• [Written problem]:
Transcribe all of the records precisely as they are presented.
━━━ Material for this task ━━━
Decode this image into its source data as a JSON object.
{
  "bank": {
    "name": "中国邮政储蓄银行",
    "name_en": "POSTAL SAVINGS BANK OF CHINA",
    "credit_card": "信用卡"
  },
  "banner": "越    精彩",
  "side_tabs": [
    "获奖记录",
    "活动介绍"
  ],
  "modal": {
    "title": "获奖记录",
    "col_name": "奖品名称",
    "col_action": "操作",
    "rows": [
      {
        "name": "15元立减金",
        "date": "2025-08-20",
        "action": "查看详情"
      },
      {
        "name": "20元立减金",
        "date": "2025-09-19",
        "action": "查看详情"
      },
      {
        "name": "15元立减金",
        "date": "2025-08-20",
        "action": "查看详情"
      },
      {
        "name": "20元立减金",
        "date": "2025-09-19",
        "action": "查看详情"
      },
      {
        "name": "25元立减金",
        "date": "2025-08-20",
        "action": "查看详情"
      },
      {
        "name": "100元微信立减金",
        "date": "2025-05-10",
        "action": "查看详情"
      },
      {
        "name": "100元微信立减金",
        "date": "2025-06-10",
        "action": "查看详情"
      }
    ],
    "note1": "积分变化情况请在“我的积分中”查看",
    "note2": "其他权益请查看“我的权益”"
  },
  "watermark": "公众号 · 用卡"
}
━━━
• [Correct result]:
Decode this image into its source data as a JSON object.
{
  "bank": {
    "name": "中国邮政储蓄银行",
    "name_en": "POSTAL SAVINGS BANK OF CHINA",
    "credit_card": "信用卡"
  },
  "banner": "越    精彩",
  "side_tabs": [
    "获奖记录",
    "活动介绍"
  ],
  "modal": {
    "title": "获奖记录",
    "col_name": "奖品名称",
    "col_action": "操作",
    "rows": [
      {
        "name": "15元立减金",
        "date": "2025-08-20",
        "action": "查看详情"
      },
      {
        "name": "20元立减金",
        "date": "2025-09-19",
        "action": "查看详情"
      },
      {
        "name": "15元立减金",
        "date": "2025-08-20",
        "action": "查看详情"
      },
      {
        "name": "20元立减金",
        "date": "2025-09-19",
        "action": "查看详情"
      },
      {
        "name": "25元立减金",
        "date": "2025-08-20",
        "action": "查看详情"
      },
      {
        "name": "100元微信立减金",
        "date": "2025-05-10",
        "action": "查看详情"
      },
      {
        "name": "100元微信立减金",
        "date": "2025-06-10",
        "action": "查看详情"
      }
    ],
    "note1": "积分变化情况请在“我的积分中”查看",
    "note2": "其他权益请查看“我的权益”"
  },
  "watermark": "公众号 · 用卡"
}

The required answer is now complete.